-- Begin --
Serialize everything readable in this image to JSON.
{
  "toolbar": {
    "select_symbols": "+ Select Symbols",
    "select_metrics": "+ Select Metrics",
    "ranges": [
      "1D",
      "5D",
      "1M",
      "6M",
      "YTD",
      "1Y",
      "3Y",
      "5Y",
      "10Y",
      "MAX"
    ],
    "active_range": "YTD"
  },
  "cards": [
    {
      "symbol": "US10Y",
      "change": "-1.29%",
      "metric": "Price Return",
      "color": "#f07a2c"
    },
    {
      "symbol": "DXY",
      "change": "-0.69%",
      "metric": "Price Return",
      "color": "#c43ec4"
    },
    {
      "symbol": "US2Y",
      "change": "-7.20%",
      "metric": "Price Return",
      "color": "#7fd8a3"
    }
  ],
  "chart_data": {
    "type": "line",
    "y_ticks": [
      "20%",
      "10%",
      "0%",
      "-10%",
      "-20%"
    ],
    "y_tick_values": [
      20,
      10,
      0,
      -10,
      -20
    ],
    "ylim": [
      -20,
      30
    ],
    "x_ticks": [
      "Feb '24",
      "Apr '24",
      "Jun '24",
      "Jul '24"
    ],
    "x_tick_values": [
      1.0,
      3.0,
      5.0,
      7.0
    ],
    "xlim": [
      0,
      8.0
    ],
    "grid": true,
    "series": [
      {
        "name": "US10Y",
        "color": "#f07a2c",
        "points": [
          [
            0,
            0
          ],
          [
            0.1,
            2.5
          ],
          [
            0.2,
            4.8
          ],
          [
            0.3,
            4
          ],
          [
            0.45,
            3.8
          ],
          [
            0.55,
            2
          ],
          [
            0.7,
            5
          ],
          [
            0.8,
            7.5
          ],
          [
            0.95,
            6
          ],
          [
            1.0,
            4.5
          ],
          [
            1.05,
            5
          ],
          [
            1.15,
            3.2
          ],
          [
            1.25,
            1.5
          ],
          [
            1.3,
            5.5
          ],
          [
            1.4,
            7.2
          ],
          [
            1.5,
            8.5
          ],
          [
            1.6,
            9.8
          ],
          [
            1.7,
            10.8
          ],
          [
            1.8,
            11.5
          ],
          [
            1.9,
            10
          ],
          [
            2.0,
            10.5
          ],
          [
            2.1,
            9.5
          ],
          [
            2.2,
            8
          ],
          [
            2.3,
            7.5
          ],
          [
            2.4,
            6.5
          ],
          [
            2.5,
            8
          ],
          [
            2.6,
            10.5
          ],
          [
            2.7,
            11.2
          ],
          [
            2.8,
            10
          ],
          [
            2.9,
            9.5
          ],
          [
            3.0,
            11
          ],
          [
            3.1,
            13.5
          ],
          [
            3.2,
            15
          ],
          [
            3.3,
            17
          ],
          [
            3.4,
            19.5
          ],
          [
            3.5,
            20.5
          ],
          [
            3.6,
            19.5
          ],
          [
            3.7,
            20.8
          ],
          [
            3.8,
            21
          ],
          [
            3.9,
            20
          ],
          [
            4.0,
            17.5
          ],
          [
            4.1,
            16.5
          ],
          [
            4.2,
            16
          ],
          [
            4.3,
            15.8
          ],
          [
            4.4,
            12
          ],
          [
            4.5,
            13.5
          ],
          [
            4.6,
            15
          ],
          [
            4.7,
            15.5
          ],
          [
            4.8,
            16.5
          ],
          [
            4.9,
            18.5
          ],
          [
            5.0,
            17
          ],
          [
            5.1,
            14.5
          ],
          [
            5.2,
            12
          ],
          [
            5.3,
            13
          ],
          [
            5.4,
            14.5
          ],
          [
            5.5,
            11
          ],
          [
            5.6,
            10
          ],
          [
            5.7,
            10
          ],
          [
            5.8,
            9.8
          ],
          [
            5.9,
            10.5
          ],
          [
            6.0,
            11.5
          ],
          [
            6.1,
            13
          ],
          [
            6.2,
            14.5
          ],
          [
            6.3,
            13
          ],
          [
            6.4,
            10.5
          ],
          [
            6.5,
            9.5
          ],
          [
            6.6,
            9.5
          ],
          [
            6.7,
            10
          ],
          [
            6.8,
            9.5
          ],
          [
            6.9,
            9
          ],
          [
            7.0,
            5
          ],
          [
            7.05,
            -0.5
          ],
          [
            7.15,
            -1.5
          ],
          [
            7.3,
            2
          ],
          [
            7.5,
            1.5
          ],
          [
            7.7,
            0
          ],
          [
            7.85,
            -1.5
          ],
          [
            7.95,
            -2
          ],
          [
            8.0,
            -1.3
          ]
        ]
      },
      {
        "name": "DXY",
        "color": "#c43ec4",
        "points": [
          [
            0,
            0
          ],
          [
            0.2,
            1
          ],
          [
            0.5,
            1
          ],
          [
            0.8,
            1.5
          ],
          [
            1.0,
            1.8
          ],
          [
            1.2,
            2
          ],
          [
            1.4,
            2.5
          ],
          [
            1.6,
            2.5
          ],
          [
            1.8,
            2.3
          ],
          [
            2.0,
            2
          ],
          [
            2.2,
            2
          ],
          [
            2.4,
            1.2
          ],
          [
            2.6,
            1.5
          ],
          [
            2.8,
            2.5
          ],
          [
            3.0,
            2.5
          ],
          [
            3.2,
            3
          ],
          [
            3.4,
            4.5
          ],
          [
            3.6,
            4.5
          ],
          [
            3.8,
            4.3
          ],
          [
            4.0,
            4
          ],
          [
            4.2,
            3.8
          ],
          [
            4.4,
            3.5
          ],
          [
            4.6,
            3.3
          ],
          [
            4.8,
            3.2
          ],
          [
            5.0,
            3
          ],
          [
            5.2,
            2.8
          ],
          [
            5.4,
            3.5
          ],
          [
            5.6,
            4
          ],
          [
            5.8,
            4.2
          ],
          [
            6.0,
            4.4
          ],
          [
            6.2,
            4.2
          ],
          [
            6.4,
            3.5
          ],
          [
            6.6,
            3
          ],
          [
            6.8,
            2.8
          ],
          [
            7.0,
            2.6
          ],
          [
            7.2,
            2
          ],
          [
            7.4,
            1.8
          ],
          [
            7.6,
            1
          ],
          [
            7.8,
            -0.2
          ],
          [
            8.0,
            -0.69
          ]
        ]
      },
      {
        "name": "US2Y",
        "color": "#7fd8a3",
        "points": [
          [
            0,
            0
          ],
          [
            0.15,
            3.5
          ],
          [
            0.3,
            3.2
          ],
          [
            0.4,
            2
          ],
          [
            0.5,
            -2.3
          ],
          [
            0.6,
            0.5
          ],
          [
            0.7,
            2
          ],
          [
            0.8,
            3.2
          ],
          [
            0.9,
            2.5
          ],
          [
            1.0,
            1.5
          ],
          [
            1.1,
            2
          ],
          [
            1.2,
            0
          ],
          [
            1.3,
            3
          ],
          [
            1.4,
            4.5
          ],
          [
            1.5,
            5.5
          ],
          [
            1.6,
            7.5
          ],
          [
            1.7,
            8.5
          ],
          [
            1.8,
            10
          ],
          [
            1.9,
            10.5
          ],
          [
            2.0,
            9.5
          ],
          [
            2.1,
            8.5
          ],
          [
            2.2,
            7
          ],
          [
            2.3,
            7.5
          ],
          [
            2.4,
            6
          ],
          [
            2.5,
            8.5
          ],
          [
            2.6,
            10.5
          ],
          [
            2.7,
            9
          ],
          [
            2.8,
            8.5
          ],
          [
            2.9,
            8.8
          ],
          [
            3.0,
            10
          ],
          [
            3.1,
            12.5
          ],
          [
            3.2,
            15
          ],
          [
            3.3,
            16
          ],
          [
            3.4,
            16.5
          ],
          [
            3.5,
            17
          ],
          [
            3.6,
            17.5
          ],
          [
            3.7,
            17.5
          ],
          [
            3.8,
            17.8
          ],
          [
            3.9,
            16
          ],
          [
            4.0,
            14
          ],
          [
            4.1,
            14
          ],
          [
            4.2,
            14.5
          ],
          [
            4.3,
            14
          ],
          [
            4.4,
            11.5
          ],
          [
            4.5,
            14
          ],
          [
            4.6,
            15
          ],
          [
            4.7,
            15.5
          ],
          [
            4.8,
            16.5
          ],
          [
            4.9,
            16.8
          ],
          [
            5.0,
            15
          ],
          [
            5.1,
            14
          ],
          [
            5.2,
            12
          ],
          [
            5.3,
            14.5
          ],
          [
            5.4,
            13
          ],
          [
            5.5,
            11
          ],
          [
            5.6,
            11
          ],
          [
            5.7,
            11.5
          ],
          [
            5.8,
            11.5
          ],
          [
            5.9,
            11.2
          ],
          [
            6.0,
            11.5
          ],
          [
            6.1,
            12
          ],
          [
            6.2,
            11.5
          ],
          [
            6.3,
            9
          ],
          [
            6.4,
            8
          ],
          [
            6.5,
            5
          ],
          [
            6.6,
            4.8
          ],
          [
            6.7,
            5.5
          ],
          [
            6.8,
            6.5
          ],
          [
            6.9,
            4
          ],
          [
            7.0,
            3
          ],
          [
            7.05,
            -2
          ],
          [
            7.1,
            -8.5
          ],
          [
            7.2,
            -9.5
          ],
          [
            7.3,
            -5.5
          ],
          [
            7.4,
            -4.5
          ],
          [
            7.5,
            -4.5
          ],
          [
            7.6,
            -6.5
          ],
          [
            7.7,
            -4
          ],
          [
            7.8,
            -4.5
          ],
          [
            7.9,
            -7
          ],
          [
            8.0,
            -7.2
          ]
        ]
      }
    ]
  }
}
-- End --
* Given problem
Take every line from the records above that has the word "Select" and copy it.

* The reply
    "select_symbols": "+ Select Symbols",
    "select_metrics": "+ Select Metrics",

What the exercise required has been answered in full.